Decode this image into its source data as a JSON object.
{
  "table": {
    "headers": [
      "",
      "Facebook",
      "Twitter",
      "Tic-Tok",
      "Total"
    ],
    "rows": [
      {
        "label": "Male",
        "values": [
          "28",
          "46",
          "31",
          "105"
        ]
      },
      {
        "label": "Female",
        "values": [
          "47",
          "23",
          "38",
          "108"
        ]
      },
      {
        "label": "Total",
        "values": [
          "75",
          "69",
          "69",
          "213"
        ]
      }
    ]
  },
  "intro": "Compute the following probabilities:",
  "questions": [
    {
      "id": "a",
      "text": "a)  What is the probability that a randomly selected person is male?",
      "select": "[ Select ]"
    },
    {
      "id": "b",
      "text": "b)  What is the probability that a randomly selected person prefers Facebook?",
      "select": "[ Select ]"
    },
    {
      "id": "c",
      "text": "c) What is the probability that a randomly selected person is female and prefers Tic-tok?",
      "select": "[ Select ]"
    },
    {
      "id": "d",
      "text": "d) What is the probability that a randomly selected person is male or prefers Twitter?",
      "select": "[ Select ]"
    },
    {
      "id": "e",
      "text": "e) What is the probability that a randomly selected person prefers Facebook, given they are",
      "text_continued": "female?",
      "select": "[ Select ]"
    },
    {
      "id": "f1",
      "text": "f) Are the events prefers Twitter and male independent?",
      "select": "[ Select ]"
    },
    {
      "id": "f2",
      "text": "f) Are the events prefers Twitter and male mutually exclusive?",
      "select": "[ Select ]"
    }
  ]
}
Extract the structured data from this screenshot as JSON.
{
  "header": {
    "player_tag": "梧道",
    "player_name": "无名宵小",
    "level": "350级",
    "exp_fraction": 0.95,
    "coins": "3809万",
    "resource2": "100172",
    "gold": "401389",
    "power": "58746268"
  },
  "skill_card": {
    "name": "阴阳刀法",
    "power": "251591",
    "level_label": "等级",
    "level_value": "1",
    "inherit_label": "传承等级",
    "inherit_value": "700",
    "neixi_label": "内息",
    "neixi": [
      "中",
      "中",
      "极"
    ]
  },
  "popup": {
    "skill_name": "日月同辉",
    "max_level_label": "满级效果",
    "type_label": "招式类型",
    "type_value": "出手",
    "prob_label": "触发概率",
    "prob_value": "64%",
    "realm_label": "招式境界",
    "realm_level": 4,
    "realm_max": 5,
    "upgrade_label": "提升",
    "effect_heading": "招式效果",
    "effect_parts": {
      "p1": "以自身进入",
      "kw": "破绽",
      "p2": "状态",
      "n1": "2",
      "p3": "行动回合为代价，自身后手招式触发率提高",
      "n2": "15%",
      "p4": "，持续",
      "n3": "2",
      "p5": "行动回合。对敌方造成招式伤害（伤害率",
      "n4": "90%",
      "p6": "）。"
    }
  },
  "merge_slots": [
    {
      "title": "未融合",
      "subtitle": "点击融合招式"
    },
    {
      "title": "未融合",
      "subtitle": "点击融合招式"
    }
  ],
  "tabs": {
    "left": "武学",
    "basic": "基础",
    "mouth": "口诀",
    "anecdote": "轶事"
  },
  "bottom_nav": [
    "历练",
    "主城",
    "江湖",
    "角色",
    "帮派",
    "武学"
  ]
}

» To be done: Filter out all lines lacking the word "probability" and copy the rest.

» Exercise answer:
      "text": "a)  What is the probability that a randomly selected person is male?",
      "text": "b)  What is the probability that a randomly selected person prefers Facebook?",
      "text": "c) What is the probability that a randomly selected person is female and prefers Tic-tok?",
      "text": "d) What is the probability that a randomly selected person is male or prefers Twitter?",
      "text": "e) What is the probability that a randomly selected person prefers Facebook, given they are",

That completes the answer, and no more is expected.